**OBJECTIVE**. Extract each line of the data and write it out again exactly.

━━━━━ SUPPLIED ENTRIES ━━━━━

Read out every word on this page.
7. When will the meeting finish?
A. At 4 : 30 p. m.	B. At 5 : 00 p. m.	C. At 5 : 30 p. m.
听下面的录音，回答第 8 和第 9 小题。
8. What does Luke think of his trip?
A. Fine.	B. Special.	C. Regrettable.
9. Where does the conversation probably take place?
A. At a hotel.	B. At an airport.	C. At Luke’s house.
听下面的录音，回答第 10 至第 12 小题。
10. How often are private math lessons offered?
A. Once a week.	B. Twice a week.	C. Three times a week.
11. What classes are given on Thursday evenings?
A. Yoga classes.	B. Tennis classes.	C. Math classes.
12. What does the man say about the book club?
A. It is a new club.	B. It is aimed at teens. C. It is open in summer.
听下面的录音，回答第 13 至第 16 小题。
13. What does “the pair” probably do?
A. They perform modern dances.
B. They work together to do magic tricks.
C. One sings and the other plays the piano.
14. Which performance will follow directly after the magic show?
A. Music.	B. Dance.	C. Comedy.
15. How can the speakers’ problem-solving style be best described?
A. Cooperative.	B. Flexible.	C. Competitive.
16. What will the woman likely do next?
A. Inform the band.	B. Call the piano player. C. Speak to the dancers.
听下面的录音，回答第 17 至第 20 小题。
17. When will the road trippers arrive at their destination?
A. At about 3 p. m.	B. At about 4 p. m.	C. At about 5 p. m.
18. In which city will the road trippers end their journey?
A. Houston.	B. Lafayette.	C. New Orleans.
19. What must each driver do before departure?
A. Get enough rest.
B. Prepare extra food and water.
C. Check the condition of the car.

━━━━━

**EXERCISE RESULT**.
Read out every word on this page.
7. When will the meeting finish?
A. At 4 : 30 p. m.	B. At 5 : 00 p. m.	C. At 5 : 30 p. m.
听下面的录音，回答第 8 和第 9 小题。
8. What does Luke think of his trip?
A. Fine.	B. Special.	C. Regrettable.
9. Where does the conversation probably take place?
A. At a hotel.	B. At an airport.	C. At Luke’s house.
听下面的录音，回答第 10 至第 12 小题。
10. How often are private math lessons offered?
A. Once a week.	B. Twice a week.	C. Three times a week.
11. What classes are given on Thursday evenings?
A. Yoga classes.	B. Tennis classes.	C. Math classes.
12. What does the man say about the book club?
A. It is a new club.	B. It is aimed at teens. C. It is open in summer.
听下面的录音，回答第 13 至第 16 小题。
13. What does “the pair” probably do?
A. They perform modern dances.
B. They work together to do magic tricks.
C. One sings and the other plays the piano.
14. Which performance will follow directly after the magic show?
A. Music.	B. Dance.	C. Comedy.
15. How can the speakers’ problem-solving style be best described?
A. Cooperative.	B. Flexible.	C. Competitive.
16. What will the woman likely do next?
A. Inform the band.	B. Call the piano player. C. Speak to the dancers.
听下面的录音，回答第 17 至第 20 小题。
17. When will the road trippers arrive at their destination?
A. At about 3 p. m.	B. At about 4 p. m.	C. At about 5 p. m.
18. In which city will the road trippers end their journey?
A. Houston.	B. Lafayette.	C. New Orleans.
19. What must each driver do before departure?
A. Get enough rest.
B. Prepare extra food and water.
C. Check the condition of the car.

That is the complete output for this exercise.